DESCRIPTION OF THE TASK: Scan the data below. Pull out each line where "title" occurs.

EXERCISE INPUT:
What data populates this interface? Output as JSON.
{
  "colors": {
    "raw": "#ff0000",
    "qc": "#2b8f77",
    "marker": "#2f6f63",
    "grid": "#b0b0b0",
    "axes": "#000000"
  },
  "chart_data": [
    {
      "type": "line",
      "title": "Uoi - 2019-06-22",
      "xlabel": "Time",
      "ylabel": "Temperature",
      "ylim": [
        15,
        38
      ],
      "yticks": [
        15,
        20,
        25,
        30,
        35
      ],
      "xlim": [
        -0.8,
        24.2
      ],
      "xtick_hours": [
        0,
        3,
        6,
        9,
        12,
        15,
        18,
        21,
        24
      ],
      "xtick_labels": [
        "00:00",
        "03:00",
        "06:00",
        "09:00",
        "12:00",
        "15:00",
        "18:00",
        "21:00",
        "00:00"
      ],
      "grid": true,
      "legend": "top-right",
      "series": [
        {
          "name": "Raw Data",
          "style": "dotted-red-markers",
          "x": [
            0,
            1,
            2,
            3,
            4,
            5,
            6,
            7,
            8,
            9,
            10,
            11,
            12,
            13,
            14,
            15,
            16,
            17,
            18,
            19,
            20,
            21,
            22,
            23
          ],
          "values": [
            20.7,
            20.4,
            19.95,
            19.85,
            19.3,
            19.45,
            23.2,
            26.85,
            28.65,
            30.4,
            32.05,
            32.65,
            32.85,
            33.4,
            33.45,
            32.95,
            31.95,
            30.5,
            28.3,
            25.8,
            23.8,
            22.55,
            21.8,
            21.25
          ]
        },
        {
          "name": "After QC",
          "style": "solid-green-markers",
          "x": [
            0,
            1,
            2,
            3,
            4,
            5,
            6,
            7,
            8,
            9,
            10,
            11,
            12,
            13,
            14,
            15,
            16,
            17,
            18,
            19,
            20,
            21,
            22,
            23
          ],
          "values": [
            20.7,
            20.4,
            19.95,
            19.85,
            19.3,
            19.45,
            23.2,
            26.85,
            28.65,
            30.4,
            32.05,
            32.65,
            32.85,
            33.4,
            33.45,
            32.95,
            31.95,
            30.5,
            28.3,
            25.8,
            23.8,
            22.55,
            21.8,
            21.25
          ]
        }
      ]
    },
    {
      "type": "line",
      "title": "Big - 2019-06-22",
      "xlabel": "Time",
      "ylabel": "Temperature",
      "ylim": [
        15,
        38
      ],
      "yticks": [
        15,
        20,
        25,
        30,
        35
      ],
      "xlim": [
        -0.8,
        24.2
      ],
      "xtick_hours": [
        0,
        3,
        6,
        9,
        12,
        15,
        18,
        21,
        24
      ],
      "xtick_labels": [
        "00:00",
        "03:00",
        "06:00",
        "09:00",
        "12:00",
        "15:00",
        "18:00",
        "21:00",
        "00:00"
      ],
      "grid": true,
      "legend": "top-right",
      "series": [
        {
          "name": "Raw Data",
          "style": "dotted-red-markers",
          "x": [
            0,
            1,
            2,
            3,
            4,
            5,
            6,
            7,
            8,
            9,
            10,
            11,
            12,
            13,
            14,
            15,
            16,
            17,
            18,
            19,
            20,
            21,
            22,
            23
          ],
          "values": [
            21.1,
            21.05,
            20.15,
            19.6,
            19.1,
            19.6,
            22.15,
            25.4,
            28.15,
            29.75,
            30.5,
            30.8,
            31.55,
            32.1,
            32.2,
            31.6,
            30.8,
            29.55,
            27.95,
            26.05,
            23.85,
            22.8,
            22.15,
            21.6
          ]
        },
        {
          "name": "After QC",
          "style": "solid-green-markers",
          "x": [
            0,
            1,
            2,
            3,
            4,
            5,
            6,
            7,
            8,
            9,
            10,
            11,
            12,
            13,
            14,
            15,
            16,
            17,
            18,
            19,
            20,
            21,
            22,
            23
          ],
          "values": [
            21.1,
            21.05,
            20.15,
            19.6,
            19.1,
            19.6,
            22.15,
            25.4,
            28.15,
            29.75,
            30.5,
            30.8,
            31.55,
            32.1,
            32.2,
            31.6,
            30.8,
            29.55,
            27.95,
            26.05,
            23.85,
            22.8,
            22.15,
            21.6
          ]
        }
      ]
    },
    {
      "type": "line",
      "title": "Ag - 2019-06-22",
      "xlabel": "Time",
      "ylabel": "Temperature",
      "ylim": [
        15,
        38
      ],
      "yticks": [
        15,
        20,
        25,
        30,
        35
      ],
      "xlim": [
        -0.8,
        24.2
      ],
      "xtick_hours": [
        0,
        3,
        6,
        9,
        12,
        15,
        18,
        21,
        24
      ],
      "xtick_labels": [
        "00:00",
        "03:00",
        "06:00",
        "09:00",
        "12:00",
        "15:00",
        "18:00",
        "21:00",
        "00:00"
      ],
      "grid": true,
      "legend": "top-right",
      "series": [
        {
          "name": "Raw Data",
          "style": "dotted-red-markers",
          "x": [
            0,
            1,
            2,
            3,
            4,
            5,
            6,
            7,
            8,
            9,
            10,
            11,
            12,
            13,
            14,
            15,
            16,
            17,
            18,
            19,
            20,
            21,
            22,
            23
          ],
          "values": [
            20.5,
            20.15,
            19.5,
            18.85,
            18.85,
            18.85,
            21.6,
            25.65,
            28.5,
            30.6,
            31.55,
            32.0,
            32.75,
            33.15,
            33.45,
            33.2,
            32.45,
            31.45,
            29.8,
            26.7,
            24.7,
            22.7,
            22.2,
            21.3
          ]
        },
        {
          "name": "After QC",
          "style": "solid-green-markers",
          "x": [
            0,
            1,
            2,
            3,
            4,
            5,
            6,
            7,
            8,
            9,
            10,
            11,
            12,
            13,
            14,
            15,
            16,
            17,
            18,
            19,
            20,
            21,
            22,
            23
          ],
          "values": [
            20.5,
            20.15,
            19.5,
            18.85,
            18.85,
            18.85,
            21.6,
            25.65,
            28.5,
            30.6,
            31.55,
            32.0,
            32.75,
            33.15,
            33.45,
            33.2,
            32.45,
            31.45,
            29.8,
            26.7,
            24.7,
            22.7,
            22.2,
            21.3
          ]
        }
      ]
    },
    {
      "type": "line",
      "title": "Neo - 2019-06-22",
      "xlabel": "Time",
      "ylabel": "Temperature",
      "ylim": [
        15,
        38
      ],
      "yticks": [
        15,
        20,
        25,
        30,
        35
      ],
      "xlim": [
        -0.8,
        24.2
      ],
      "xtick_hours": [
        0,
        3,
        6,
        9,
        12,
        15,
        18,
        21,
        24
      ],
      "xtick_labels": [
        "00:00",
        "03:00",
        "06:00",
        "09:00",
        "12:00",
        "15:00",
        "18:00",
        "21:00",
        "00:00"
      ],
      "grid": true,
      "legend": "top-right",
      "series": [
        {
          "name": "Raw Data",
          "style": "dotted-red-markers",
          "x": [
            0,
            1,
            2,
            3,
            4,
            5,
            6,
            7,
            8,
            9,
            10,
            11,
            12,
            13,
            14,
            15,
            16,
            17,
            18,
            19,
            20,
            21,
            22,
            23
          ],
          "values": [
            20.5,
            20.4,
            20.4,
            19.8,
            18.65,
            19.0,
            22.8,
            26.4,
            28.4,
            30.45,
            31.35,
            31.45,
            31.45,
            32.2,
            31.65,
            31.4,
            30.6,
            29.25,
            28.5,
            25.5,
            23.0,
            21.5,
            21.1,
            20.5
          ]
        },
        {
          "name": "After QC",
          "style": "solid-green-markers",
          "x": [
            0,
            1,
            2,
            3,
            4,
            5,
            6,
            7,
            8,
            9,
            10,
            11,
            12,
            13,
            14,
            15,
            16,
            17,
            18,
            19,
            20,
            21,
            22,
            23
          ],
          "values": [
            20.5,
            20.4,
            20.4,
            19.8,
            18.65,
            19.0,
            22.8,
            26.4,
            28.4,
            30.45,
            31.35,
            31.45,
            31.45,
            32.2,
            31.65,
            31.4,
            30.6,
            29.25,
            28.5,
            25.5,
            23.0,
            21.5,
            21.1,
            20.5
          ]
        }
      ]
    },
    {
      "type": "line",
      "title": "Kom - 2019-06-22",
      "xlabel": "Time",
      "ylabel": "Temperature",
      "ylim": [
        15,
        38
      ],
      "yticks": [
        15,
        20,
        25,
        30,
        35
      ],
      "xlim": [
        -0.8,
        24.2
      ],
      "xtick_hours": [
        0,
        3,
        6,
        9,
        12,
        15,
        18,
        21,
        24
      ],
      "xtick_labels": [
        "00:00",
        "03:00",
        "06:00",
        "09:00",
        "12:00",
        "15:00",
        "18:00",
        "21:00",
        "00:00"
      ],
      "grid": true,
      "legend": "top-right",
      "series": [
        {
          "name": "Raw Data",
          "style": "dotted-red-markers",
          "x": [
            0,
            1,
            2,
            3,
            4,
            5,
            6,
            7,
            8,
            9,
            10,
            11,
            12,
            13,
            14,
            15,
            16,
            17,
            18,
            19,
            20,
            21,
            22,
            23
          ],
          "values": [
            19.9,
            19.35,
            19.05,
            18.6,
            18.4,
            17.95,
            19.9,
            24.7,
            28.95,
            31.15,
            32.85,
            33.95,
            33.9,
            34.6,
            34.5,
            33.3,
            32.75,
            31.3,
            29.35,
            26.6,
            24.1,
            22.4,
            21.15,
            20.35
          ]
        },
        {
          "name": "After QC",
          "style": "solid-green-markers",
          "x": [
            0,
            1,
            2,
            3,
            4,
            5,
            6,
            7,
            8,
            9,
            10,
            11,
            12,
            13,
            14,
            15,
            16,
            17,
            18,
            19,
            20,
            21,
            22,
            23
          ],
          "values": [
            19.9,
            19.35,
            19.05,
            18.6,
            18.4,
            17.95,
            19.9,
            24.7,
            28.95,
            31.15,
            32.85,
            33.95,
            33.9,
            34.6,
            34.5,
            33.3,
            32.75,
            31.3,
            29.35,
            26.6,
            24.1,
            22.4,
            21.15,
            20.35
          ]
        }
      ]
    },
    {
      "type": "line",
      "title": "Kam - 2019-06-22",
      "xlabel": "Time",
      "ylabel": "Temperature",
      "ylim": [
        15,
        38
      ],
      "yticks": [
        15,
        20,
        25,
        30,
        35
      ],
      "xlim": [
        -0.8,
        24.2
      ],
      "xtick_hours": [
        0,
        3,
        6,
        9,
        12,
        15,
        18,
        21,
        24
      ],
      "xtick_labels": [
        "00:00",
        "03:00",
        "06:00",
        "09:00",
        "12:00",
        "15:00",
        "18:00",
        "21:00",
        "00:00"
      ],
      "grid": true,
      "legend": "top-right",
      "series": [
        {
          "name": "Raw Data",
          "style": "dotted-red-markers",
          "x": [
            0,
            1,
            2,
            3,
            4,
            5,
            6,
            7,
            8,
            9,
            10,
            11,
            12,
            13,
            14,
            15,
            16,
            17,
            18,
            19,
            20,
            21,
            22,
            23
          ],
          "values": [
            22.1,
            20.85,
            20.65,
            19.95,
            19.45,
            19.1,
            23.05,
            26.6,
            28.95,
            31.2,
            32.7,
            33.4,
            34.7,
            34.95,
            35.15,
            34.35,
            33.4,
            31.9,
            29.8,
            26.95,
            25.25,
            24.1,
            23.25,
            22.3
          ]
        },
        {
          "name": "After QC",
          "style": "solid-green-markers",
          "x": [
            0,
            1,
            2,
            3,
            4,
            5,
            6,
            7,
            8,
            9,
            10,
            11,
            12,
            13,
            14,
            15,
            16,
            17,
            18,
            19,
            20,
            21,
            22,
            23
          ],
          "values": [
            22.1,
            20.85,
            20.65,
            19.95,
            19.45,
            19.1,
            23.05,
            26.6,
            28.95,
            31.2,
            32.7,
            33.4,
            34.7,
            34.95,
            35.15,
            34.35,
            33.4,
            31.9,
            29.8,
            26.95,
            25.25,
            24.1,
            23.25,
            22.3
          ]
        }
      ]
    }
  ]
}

RESPONSE TO THE EXERCISE:
      "title": "Uoi - 2019-06-22",
      "title": "Big - 2019-06-22",
      "title": "Ag - 2019-06-22",
      "title": "Neo - 2019-06-22",
      "title": "Kom - 2019-06-22",
      "title": "Kam - 2019-06-22",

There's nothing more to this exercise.